→ WORK TO BE COMPLETED
Can you write out all the lines word for word, with no pictures?

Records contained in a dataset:
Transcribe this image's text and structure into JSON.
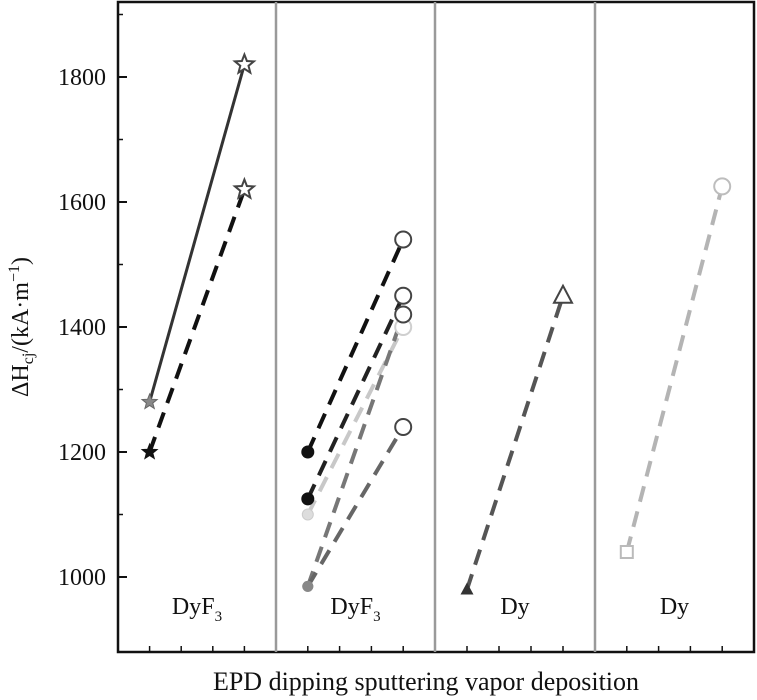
{
  "chart_data": {
    "type": "line",
    "xlabel": "EPD dipping sputtering vapor deposition",
    "ylabel": {
      "prefix": "ΔH",
      "sub": "cj",
      "suffix": "/(kA·m",
      "sup": "−1",
      "close": ")"
    },
    "ylim": [
      880,
      1920
    ],
    "yticks": [
      1000,
      1200,
      1400,
      1600,
      1800
    ],
    "x_categories": [
      "EPD",
      "dipping",
      "sputtering",
      "vapor deposition"
    ],
    "panels": [
      {
        "name": "EPD",
        "label": "DyF",
        "label_sub": "3"
      },
      {
        "name": "dipping",
        "label": "DyF",
        "label_sub": "3"
      },
      {
        "name": "sputtering",
        "label": "Dy",
        "label_sub": ""
      },
      {
        "name": "vapor deposition",
        "label": "Dy",
        "label_sub": ""
      }
    ],
    "series": [
      {
        "panel": 0,
        "values": [
          1280,
          1820
        ],
        "style": "solid",
        "color": "#333333",
        "start_marker": "star-gray",
        "end_marker": "star-open"
      },
      {
        "panel": 0,
        "values": [
          1200,
          1620
        ],
        "style": "dashed",
        "color": "#111111",
        "start_marker": "star-filled",
        "end_marker": "star-open"
      },
      {
        "panel": 1,
        "values": [
          1200,
          1540
        ],
        "style": "dashed",
        "color": "#111111",
        "start_marker": "circle-filled",
        "end_marker": "circle-open"
      },
      {
        "panel": 1,
        "values": [
          1125,
          1450
        ],
        "style": "dashed",
        "color": "#222222",
        "start_marker": "circle-filled",
        "end_marker": "circle-open"
      },
      {
        "panel": 1,
        "values": [
          1100,
          1400
        ],
        "style": "dashed",
        "color": "#c8c8c8",
        "start_marker": "circle-light",
        "end_marker": "circle-light-open"
      },
      {
        "panel": 1,
        "values": [
          985,
          1420
        ],
        "style": "dashed",
        "color": "#777777",
        "start_marker": "circle-gray",
        "end_marker": "circle-open"
      },
      {
        "panel": 1,
        "values": [
          985,
          1240
        ],
        "style": "dashed",
        "color": "#666666",
        "start_marker": "circle-gray",
        "end_marker": "circle-open"
      },
      {
        "panel": 2,
        "values": [
          980,
          1450
        ],
        "style": "dashed",
        "color": "#555555",
        "start_marker": "triangle-filled",
        "end_marker": "triangle-open"
      },
      {
        "panel": 3,
        "values": [
          1040,
          1625
        ],
        "style": "dashed",
        "color": "#b4b4b4",
        "start_marker": "square-open",
        "end_marker": "circle-open-light"
      }
    ],
    "grid": false,
    "legend": "none"
  }
}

→ CORRECT RESULT
Transcribe this image's text and structure into JSON.
{
  "chart_data": {
    "type": "line",
    "xlabel": "EPD dipping sputtering vapor deposition",
    "ylabel": {
      "prefix": "ΔH",
      "sub": "cj",
      "suffix": "/(kA·m",
      "sup": "−1",
      "close": ")"
    },
    "ylim": [
      880,
      1920
    ],
    "yticks": [
      1000,
      1200,
      1400,
      1600,
      1800
    ],
    "x_categories": [
      "EPD",
      "dipping",
      "sputtering",
      "vapor deposition"
    ],
    "panels": [
      {
        "name": "EPD",
        "label": "DyF",
        "label_sub": "3"
      },
      {
        "name": "dipping",
        "label": "DyF",
        "label_sub": "3"
      },
      {
        "name": "sputtering",
        "label": "Dy",
        "label_sub": ""
      },
      {
        "name": "vapor deposition",
        "label": "Dy",
        "label_sub": ""
      }
    ],
    "series": [
      {
        "panel": 0,
        "values": [
          1280,
          1820
        ],
        "style": "solid",
        "color": "#333333",
        "start_marker": "star-gray",
        "end_marker": "star-open"
      },
      {
        "panel": 0,
        "values": [
          1200,
          1620
        ],
        "style": "dashed",
        "color": "#111111",
        "start_marker": "star-filled",
        "end_marker": "star-open"
      },
      {
        "panel": 1,
        "values": [
          1200,
          1540
        ],
        "style": "dashed",
        "color": "#111111",
        "start_marker": "circle-filled",
        "end_marker": "circle-open"
      },
      {
        "panel": 1,
        "values": [
          1125,
          1450
        ],
        "style": "dashed",
        "color": "#222222",
        "start_marker": "circle-filled",
        "end_marker": "circle-open"
      },
      {
        "panel": 1,
        "values": [
          1100,
          1400
        ],
        "style": "dashed",
        "color": "#c8c8c8",
        "start_marker": "circle-light",
        "end_marker": "circle-light-open"
      },
      {
        "panel": 1,
        "values": [
          985,
          1420
        ],
        "style": "dashed",
        "color": "#777777",
        "start_marker": "circle-gray",
        "end_marker": "circle-open"
      },
      {
        "panel": 1,
        "values": [
          985,
          1240
        ],
        "style": "dashed",
        "color": "#666666",
        "start_marker": "circle-gray",
        "end_marker": "circle-open"
      },
      {
        "panel": 2,
        "values": [
          980,
          1450
        ],
        "style": "dashed",
        "color": "#555555",
        "start_marker": "triangle-filled",
        "end_marker": "triangle-open"
      },
      {
        "panel": 3,
        "values": [
          1040,
          1625
        ],
        "style": "dashed",
        "color": "#b4b4b4",
        "start_marker": "square-open",
        "end_marker": "circle-open-light"
      }
    ],
    "grid": false,
    "legend": "none"
  }
}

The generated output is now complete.